(Dataset records)
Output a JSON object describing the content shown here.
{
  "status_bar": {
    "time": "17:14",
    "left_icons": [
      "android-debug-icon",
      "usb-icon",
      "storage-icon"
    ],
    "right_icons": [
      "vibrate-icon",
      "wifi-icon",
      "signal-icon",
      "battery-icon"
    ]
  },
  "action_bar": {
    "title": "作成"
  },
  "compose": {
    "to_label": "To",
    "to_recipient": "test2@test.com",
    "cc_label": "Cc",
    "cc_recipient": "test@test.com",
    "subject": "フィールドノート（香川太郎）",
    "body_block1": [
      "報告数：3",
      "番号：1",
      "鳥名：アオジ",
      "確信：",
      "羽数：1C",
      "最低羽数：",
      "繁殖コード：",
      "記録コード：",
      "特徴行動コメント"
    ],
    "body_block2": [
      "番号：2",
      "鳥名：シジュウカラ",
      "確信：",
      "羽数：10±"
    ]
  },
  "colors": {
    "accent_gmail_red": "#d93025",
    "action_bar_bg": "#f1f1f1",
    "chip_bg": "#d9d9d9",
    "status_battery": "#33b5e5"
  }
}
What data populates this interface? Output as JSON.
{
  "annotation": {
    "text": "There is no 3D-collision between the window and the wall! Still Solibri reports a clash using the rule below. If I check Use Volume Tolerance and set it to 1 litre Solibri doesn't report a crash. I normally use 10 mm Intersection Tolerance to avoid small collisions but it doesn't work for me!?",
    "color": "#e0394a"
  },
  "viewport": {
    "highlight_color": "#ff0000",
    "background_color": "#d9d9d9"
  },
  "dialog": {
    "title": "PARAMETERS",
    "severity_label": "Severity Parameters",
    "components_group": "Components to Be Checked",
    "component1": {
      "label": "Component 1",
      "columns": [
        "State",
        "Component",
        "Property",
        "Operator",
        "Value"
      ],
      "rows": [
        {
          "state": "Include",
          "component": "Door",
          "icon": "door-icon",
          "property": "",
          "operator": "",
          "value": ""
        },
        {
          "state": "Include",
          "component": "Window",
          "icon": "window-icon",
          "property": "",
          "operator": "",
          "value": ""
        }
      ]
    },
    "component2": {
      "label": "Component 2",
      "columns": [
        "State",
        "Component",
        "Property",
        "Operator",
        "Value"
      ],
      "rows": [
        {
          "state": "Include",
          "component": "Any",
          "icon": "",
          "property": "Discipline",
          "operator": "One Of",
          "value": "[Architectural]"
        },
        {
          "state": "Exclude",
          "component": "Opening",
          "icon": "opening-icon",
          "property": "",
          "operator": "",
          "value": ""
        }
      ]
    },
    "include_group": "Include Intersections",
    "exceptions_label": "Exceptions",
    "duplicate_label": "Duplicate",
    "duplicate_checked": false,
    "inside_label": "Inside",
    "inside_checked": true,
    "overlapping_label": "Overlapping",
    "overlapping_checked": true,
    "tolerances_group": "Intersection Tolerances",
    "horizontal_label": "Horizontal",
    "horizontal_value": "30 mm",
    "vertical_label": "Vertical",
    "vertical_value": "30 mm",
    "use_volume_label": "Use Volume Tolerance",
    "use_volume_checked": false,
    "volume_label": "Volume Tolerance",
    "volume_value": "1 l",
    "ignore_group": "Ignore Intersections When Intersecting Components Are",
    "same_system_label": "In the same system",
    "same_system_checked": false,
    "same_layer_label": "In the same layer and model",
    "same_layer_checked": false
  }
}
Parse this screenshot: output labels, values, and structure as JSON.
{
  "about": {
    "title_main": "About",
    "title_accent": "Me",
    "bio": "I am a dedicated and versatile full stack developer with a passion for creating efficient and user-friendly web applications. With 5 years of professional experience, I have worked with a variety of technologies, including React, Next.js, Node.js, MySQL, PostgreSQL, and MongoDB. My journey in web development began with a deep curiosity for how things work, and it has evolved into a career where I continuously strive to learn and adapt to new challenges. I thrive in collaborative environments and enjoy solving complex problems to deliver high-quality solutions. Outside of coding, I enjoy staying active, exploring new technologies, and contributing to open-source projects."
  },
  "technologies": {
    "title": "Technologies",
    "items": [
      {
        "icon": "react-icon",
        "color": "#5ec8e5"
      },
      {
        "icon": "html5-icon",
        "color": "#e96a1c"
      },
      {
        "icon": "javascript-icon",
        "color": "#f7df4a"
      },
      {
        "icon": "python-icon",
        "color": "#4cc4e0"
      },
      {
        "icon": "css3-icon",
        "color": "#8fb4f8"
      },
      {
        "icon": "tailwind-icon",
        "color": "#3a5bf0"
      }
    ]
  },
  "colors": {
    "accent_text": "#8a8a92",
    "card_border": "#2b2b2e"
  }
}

▶ SHORT TASK
Write down all the entries again without a single difference.

▶ SOLUTION TO THIS EXERCISE
Output a JSON object describing the content shown here.
{
  "status_bar": {
    "time": "17:14",
    "left_icons": [
      "android-debug-icon",
      "usb-icon",
      "storage-icon"
    ],
    "right_icons": [
      "vibrate-icon",
      "wifi-icon",
      "signal-icon",
      "battery-icon"
    ]
  },
  "action_bar": {
    "title": "作成"
  },
  "compose": {
    "to_label": "To",
    "to_recipient": "test2@test.com",
    "cc_label": "Cc",
    "cc_recipient": "test@test.com",
    "subject": "フィールドノート（香川太郎）",
    "body_block1": [
      "報告数：3",
      "番号：1",
      "鳥名：アオジ",
      "確信：",
      "羽数：1C",
      "最低羽数：",
      "繁殖コード：",
      "記録コード：",
      "特徴行動コメント"
    ],
    "body_block2": [
      "番号：2",
      "鳥名：シジュウカラ",
      "確信：",
      "羽数：10±"
    ]
  },
  "colors": {
    "accent_gmail_red": "#d93025",
    "action_bar_bg": "#f1f1f1",
    "chip_bg": "#d9d9d9",
    "status_battery": "#33b5e5"
  }
}
What data populates this interface? Output as JSON.
{
  "annotation": {
    "text": "There is no 3D-collision between the window and the wall! Still Solibri reports a clash using the rule below. If I check Use Volume Tolerance and set it to 1 litre Solibri doesn't report a crash. I normally use 10 mm Intersection Tolerance to avoid small collisions but it doesn't work for me!?",
    "color": "#e0394a"
  },
  "viewport": {
    "highlight_color": "#ff0000",
    "background_color": "#d9d9d9"
  },
  "dialog": {
    "title": "PARAMETERS",
    "severity_label": "Severity Parameters",
    "components_group": "Components to Be Checked",
    "component1": {
      "label": "Component 1",
      "columns": [
        "State",
        "Component",
        "Property",
        "Operator",
        "Value"
      ],
      "rows": [
        {
          "state": "Include",
          "component": "Door",
          "icon": "door-icon",
          "property": "",
          "operator": "",
          "value": ""
        },
        {
          "state": "Include",
          "component": "Window",
          "icon": "window-icon",
          "property": "",
          "operator": "",
          "value": ""
        }
      ]
    },
    "component2": {
      "label": "Component 2",
      "columns": [
        "State",
        "Component",
        "Property",
        "Operator",
        "Value"
      ],
      "rows": [
        {
          "state": "Include",
          "component": "Any",
          "icon": "",
          "property": "Discipline",
          "operator": "One Of",
          "value": "[Architectural]"
        },
        {
          "state": "Exclude",
          "component": "Opening",
          "icon": "opening-icon",
          "property": "",
          "operator": "",
          "value": ""
        }
      ]
    },
    "include_group": "Include Intersections",
    "exceptions_label": "Exceptions",
    "duplicate_label": "Duplicate",
    "duplicate_checked": false,
    "inside_label": "Inside",
    "inside_checked": true,
    "overlapping_label": "Overlapping",
    "overlapping_checked": true,
    "tolerances_group": "Intersection Tolerances",
    "horizontal_label": "Horizontal",
    "horizontal_value": "30 mm",
    "vertical_label": "Vertical",
    "vertical_value": "30 mm",
    "use_volume_label": "Use Volume Tolerance",
    "use_volume_checked": false,
    "volume_label": "Volume Tolerance",
    "volume_value": "1 l",
    "ignore_group": "Ignore Intersections When Intersecting Components Are",
    "same_system_label": "In the same system",
    "same_system_checked": false,
    "same_layer_label": "In the same layer and model",
    "same_layer_checked": false
  }
}
Parse this screenshot: output labels, values, and structure as JSON.
{
  "about": {
    "title_main": "About",
    "title_accent": "Me",
    "bio": "I am a dedicated and versatile full stack developer with a passion for creating efficient and user-friendly web applications. With 5 years of professional experience, I have worked with a variety of technologies, including React, Next.js, Node.js, MySQL, PostgreSQL, and MongoDB. My journey in web development began with a deep curiosity for how things work, and it has evolved into a career where I continuously strive to learn and adapt to new challenges. I thrive in collaborative environments and enjoy solving complex problems to deliver high-quality solutions. Outside of coding, I enjoy staying active, exploring new technologies, and contributing to open-source projects."
  },
  "technologies": {
    "title": "Technologies",
    "items": [
      {
        "icon": "react-icon",
        "color": "#5ec8e5"
      },
      {
        "icon": "html5-icon",
        "color": "#e96a1c"
      },
      {
        "icon": "javascript-icon",
        "color": "#f7df4a"
      },
      {
        "icon": "python-icon",
        "color": "#4cc4e0"
      },
      {
        "icon": "css3-icon",
        "color": "#8fb4f8"
      },
      {
        "icon": "tailwind-icon",
        "color": "#3a5bf0"
      }
    ]
  },
  "colors": {
    "accent_text": "#8a8a92",
    "card_border": "#2b2b2e"
  }
}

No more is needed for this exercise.